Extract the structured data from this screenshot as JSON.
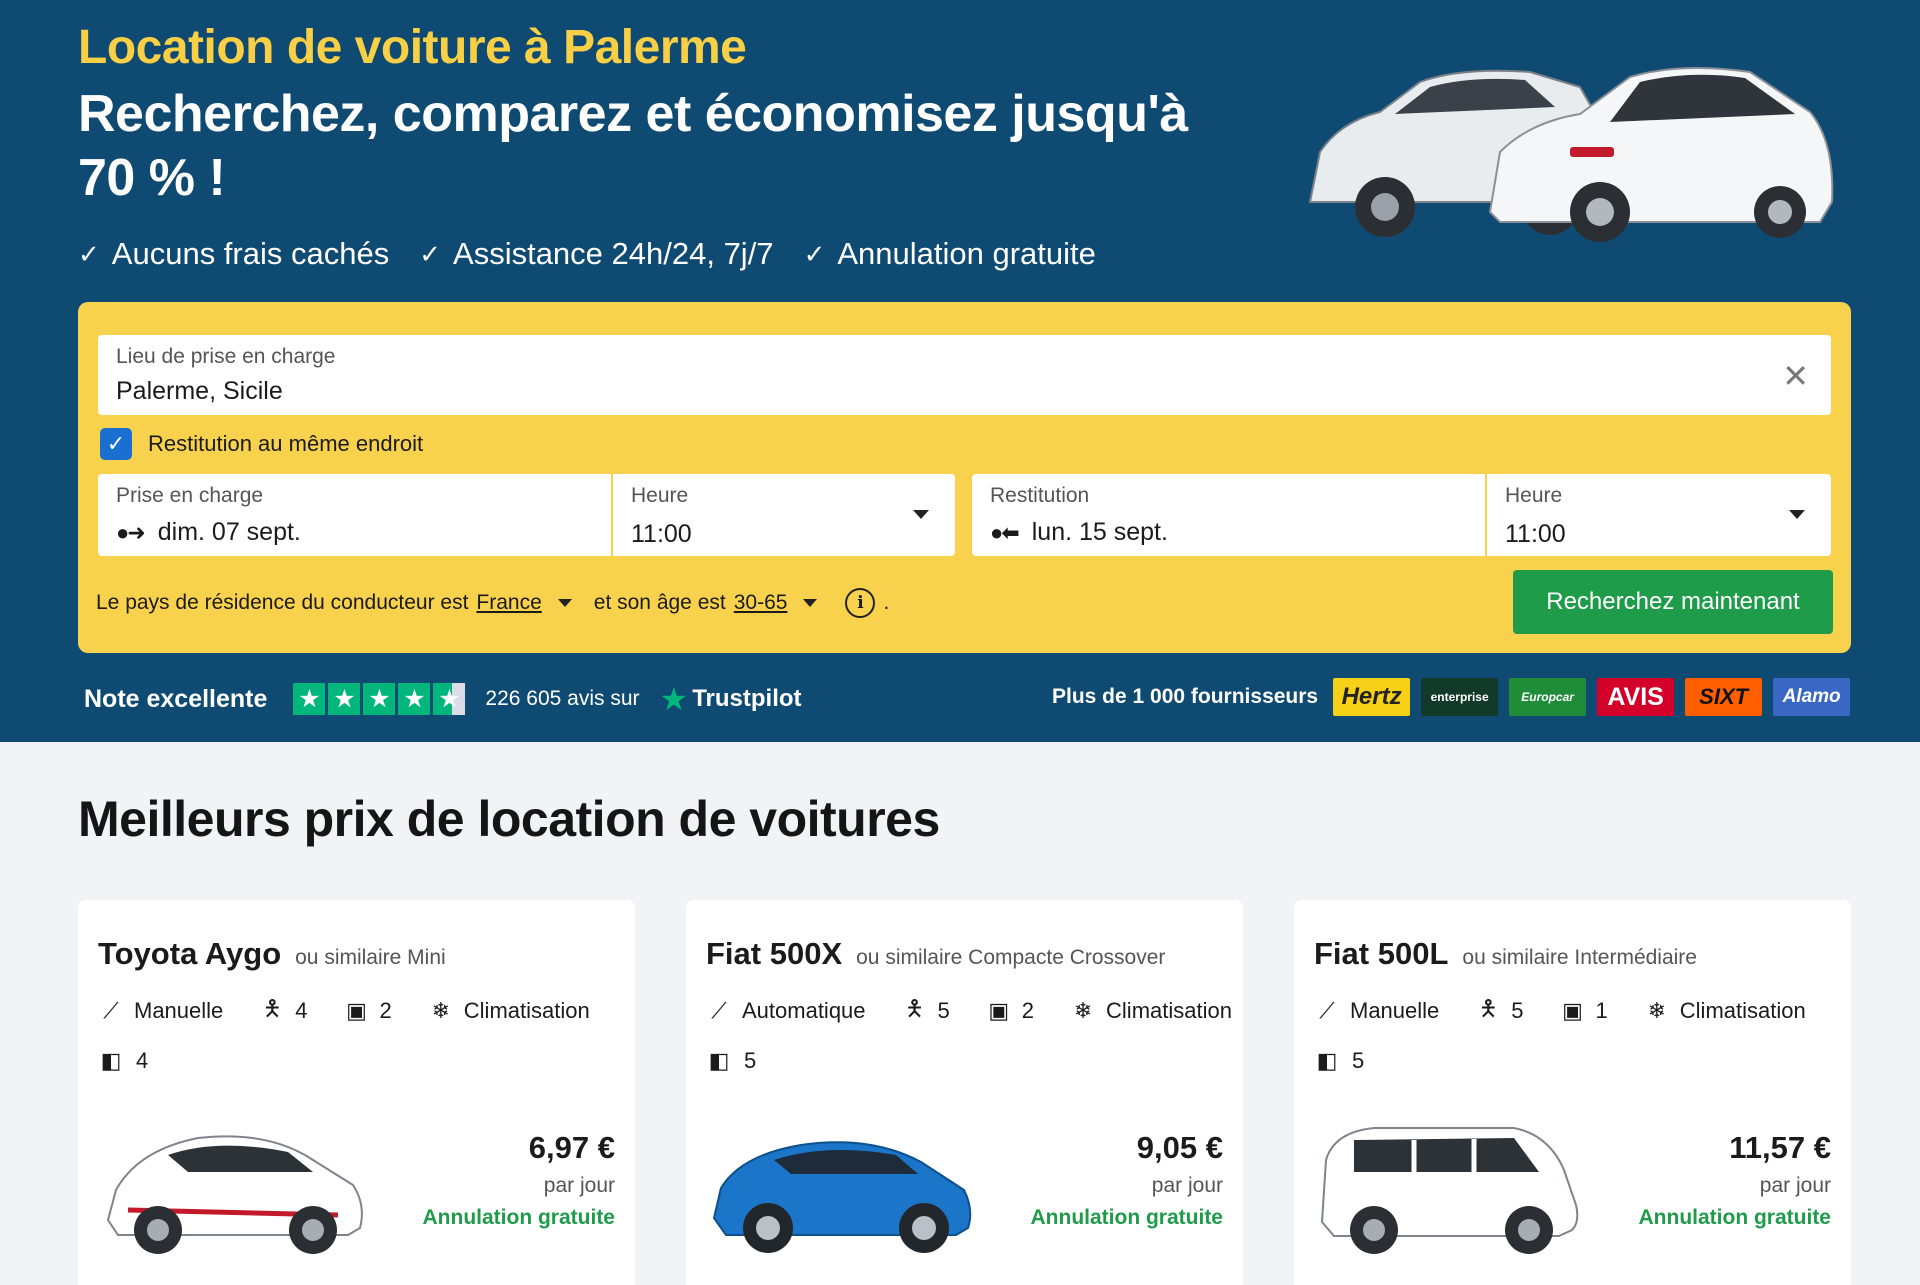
{
  "hero": {
    "title": "Location de voiture à Palerme",
    "subtitle": "Recherchez, comparez et économisez jusqu'à 70 % !",
    "usps": [
      "Aucuns frais cachés",
      "Assistance 24h/24, 7j/7",
      "Annulation gratuite"
    ]
  },
  "search": {
    "location_label": "Lieu de prise en charge",
    "location_value": "Palerme, Sicile",
    "same_return_label": "Restitution au même endroit",
    "same_return_checked": true,
    "pickup_label": "Prise en charge",
    "pickup_date": "dim. 07 sept.",
    "pickup_time_label": "Heure",
    "pickup_time": "11:00",
    "return_label": "Restitution",
    "return_date": "lun. 15 sept.",
    "return_time_label": "Heure",
    "return_time": "11:00",
    "residence_prefix": "Le pays de résidence du conducteur est",
    "residence_country": "France",
    "age_prefix": "et son âge est",
    "age_value": "30-65",
    "age_suffix": ".",
    "search_button": "Recherchez maintenant"
  },
  "rating": {
    "label": "Note excellente",
    "stars": 4.5,
    "reviews": "226 605 avis sur",
    "provider": "Trustpilot"
  },
  "suppliers": {
    "label": "Plus de 1 000 fournisseurs",
    "logos": [
      "Hertz",
      "enterprise",
      "Europcar",
      "AVIS",
      "SIXT",
      "Alamo"
    ]
  },
  "deals": {
    "title": "Meilleurs prix de location de voitures",
    "cards": [
      {
        "model": "Toyota Aygo",
        "category": "ou similaire Mini",
        "transmission": "Manuelle",
        "seats": "4",
        "bags": "2",
        "ac": "Climatisation",
        "doors": "4",
        "price": "6,97 €",
        "per_day": "par jour",
        "cancel": "Annulation gratuite",
        "color": "#ffffff"
      },
      {
        "model": "Fiat 500X",
        "category": "ou similaire Compacte Crossover",
        "transmission": "Automatique",
        "seats": "5",
        "bags": "2",
        "ac": "Climatisation",
        "doors": "5",
        "price": "9,05 €",
        "per_day": "par jour",
        "cancel": "Annulation gratuite",
        "color": "#1b75c9"
      },
      {
        "model": "Fiat 500L",
        "category": "ou similaire Intermédiaire",
        "transmission": "Manuelle",
        "seats": "5",
        "bags": "1",
        "ac": "Climatisation",
        "doors": "5",
        "price": "11,57 €",
        "per_day": "par jour",
        "cancel": "Annulation gratuite",
        "color": "#ffffff"
      }
    ]
  },
  "colors": {
    "hero_bg": "#0f4a72",
    "accent_yellow": "#f8cf45",
    "cta_green": "#1f9c4a",
    "checkbox_blue": "#1b6fd0"
  }
}
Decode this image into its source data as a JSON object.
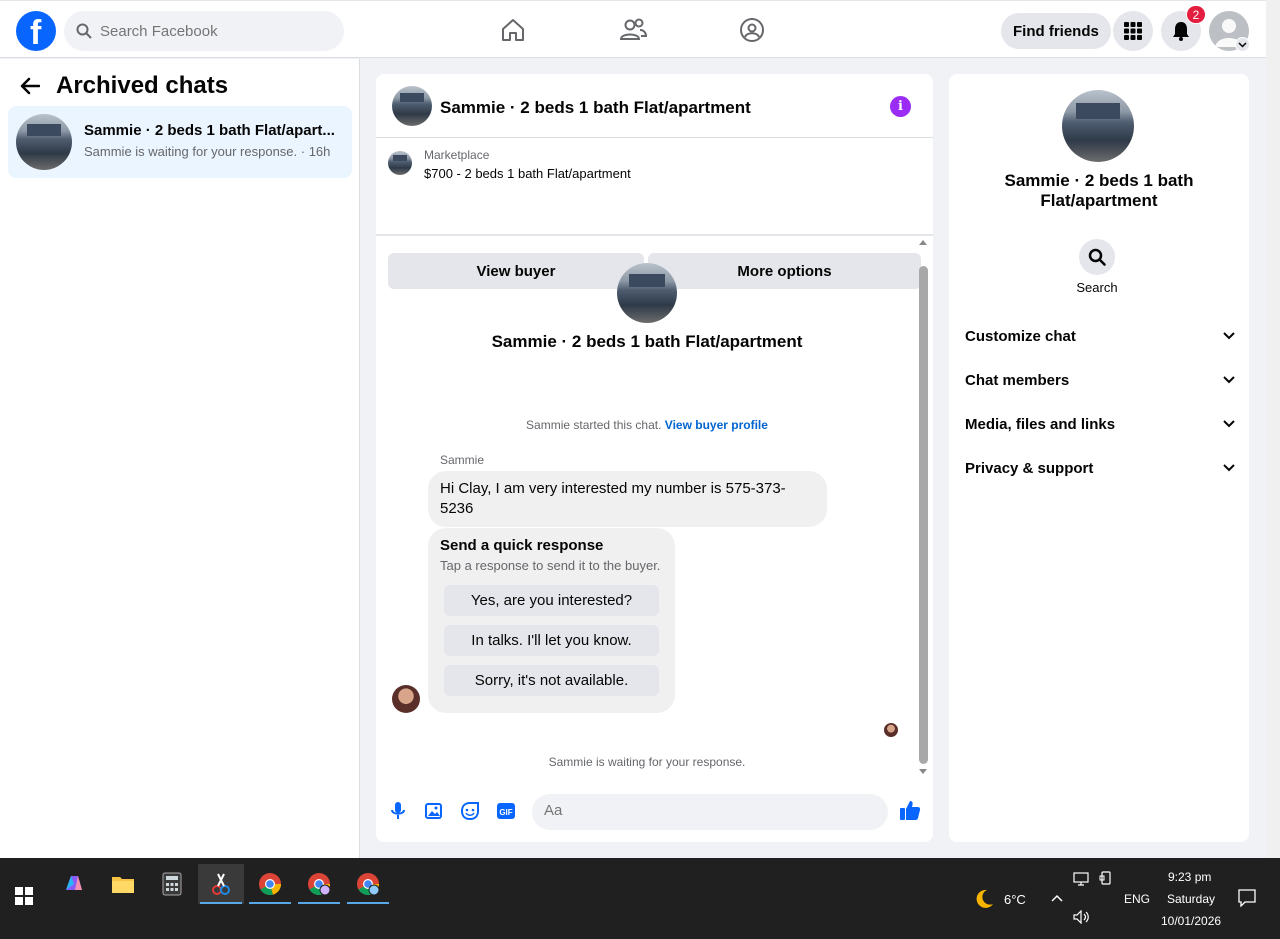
{
  "topbar": {
    "search_placeholder": "Search Facebook",
    "find_friends": "Find friends",
    "notification_count": "2"
  },
  "left": {
    "title": "Archived chats",
    "chats": [
      {
        "name": "Sammie · 2 beds 1 bath Flat/apart...",
        "subtitle": "Sammie is waiting for your response. · 16h"
      }
    ]
  },
  "conversation": {
    "title": "Sammie · 2 beds 1 bath Flat/apartment",
    "marketplace_label": "Marketplace",
    "listing": "$700 - 2 beds 1 bath Flat/apartment",
    "view_buyer": "View buyer",
    "more_options": "More options",
    "header_name": "Sammie · 2 beds 1 bath Flat/apartment",
    "started_text": "Sammie started this chat.",
    "view_buyer_profile": "View buyer profile",
    "sender": "Sammie",
    "message": "Hi Clay, I am very interested my number is 575-373-5236",
    "quick_response_title": "Send a quick response",
    "quick_response_sub": "Tap a response to send it to the buyer.",
    "quick_responses": [
      "Yes, are you interested?",
      "In talks. I'll let you know.",
      "Sorry, it's not available."
    ],
    "waiting": "Sammie is waiting for your response.",
    "composer_placeholder": "Aa"
  },
  "right": {
    "title": "Sammie · 2 beds 1 bath Flat/apartment",
    "search": "Search",
    "sections": [
      "Customize chat",
      "Chat members",
      "Media, files and links",
      "Privacy & support"
    ]
  },
  "taskbar": {
    "weather": "6°C",
    "lang": "ENG",
    "time": "9:23 pm",
    "day": "Saturday",
    "date": "10/01/2026"
  },
  "colors": {
    "brand": "#0866ff",
    "info": "#9a2cf3",
    "badge": "#e41e3f",
    "link": "#0064d1"
  }
}
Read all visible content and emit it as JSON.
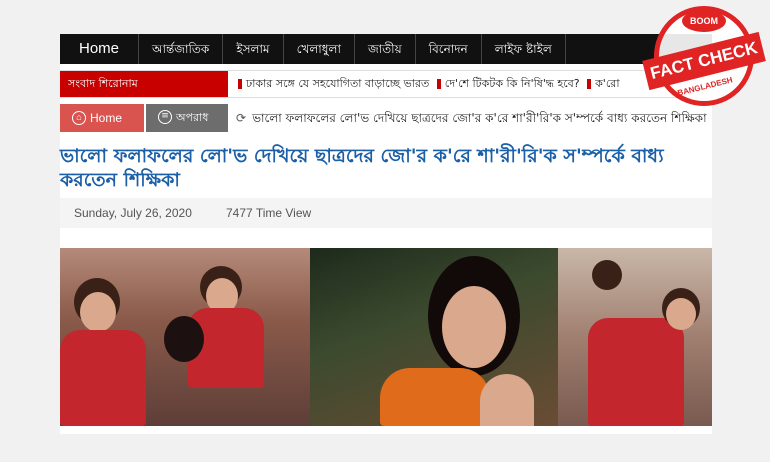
{
  "nav": {
    "items": [
      "Home",
      "আর্ন্তজাতিক",
      "ইসলাম",
      "খেলাধুলা",
      "জাতীয়",
      "বিনোদন",
      "লাইফ ষ্টাইল"
    ]
  },
  "ticker": {
    "label": "সংবাদ শিরোনাম",
    "headlines": [
      "ঢাকার সঙ্গে যে সহযোগিতা বাড়াচ্ছে ভারত",
      "দে'শে টিকটক কি নি'ষি'দ্ধ হবে?",
      "ক'রো"
    ]
  },
  "breadcrumb": {
    "home_label": "Home",
    "category_label": "অপরাধ",
    "current_title": "ভালো ফলাফলের লো'ভ দেখিয়ে ছাত্রদের জো'র ক'রে শা'রী'রি'ক স'ম্পর্কে বাধ্য করতেন শিক্ষিকা"
  },
  "article": {
    "headline": "ভালো ফলাফলের লো'ভ দেখিয়ে ছাত্রদের জো'র ক'রে শা'রী'রি'ক স'ম্পর্কে বাধ্য করতেন শিক্ষিকা",
    "date": "Sunday, July 26, 2020",
    "views": "7477 Time View"
  },
  "badge": {
    "top": "BOOM",
    "main": "FACT CHECK",
    "bottom": "BANGLADESH"
  },
  "colors": {
    "nav_bg": "#111111",
    "ticker_label_bg": "#c80000",
    "headline": "#1a5fa7",
    "home_button": "#d9534f",
    "badge": "#e02424"
  }
}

++++

Select all lines with the word "Recherchez" from the entries above.

Exercise solution
    "subtitle": "Recherchez, comparez et économisez jusqu'à 70 % !",
    "search_button": "Recherchez maintenant"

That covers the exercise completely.